» **TASK BRIEF**
Collect all the lines that mention the word "Year".

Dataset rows
------------------------

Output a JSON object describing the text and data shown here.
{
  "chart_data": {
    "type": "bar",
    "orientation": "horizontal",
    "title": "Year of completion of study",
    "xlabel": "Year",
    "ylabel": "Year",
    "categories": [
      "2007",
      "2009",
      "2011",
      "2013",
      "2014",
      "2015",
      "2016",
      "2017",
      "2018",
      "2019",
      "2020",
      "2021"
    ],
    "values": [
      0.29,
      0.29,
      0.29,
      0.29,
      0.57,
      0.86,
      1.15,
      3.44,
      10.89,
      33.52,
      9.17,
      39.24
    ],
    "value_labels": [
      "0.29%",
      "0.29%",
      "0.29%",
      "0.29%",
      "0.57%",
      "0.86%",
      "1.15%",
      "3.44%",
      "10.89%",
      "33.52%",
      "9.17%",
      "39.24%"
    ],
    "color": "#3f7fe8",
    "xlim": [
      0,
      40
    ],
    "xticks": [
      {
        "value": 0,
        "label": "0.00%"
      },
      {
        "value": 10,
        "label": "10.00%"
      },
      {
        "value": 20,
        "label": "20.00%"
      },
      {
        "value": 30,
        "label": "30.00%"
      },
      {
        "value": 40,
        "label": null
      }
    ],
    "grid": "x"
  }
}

------------------------

» **SOLUTION FOR THIS PROBLEM**
    "title": "Year of completion of study",
    "xlabel": "Year",
    "ylabel": "Year",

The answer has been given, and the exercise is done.